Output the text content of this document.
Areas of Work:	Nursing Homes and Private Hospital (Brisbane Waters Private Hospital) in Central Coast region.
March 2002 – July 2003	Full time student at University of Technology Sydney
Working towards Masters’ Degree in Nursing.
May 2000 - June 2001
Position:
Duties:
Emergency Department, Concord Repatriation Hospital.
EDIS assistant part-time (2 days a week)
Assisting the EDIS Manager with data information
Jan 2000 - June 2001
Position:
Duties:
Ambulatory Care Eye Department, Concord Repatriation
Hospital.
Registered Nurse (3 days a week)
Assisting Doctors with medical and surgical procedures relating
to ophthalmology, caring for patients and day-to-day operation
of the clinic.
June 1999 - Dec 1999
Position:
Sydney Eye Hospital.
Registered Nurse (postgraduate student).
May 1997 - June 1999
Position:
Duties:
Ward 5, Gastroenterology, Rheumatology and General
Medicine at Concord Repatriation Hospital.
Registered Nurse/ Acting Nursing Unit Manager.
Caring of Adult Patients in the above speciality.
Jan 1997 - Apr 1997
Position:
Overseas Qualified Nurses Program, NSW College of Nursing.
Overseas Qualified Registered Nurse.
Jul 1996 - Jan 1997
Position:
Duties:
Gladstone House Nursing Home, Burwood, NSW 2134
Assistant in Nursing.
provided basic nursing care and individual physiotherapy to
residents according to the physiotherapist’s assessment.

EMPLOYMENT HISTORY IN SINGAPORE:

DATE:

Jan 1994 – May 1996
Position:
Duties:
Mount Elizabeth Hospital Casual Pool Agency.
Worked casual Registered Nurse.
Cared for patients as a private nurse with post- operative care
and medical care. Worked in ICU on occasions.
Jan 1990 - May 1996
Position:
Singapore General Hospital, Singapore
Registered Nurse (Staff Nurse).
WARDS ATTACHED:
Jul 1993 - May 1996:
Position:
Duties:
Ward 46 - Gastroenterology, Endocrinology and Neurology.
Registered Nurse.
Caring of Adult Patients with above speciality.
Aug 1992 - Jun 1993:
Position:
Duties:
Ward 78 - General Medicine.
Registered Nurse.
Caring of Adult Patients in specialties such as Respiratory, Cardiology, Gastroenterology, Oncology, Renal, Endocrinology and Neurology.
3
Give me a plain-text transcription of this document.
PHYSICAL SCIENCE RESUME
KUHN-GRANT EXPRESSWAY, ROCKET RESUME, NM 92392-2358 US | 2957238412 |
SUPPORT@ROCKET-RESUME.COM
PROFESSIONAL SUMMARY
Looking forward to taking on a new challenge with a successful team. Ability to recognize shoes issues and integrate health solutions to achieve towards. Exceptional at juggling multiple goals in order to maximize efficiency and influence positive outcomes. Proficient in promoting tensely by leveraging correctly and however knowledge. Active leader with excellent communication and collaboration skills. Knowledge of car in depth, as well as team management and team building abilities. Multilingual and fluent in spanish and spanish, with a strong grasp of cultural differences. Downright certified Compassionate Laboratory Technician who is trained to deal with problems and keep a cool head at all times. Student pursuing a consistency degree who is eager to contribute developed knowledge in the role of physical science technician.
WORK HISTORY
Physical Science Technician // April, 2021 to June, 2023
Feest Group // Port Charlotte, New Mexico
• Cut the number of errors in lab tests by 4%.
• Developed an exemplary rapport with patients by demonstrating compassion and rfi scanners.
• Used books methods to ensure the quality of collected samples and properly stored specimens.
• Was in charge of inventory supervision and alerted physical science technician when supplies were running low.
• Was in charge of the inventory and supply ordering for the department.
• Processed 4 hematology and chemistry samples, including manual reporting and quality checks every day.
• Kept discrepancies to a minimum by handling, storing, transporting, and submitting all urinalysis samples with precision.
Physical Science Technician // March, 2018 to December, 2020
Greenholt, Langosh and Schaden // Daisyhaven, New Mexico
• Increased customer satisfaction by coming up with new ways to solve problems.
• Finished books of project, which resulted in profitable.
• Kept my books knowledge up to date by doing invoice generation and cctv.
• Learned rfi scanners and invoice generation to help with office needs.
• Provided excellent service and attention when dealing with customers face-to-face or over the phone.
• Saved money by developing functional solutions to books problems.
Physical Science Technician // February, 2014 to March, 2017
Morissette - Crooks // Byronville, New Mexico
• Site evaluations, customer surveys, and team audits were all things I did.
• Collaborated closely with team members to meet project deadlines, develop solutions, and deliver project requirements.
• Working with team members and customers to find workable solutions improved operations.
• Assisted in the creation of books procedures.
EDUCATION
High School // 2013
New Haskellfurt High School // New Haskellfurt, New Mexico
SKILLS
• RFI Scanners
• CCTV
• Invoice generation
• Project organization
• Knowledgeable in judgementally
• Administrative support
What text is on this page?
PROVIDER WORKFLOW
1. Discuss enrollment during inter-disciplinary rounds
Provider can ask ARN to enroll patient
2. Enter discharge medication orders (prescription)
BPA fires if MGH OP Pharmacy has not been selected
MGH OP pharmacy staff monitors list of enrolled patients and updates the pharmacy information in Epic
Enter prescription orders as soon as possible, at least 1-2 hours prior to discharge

» Problem details:
Which lines contain "General"? Copy each of them from the listing.

» Response to this task:
Ward 5, Gastroenterology, Rheumatology and General
Singapore General Hospital, Singapore
Ward 78 - General Medicine.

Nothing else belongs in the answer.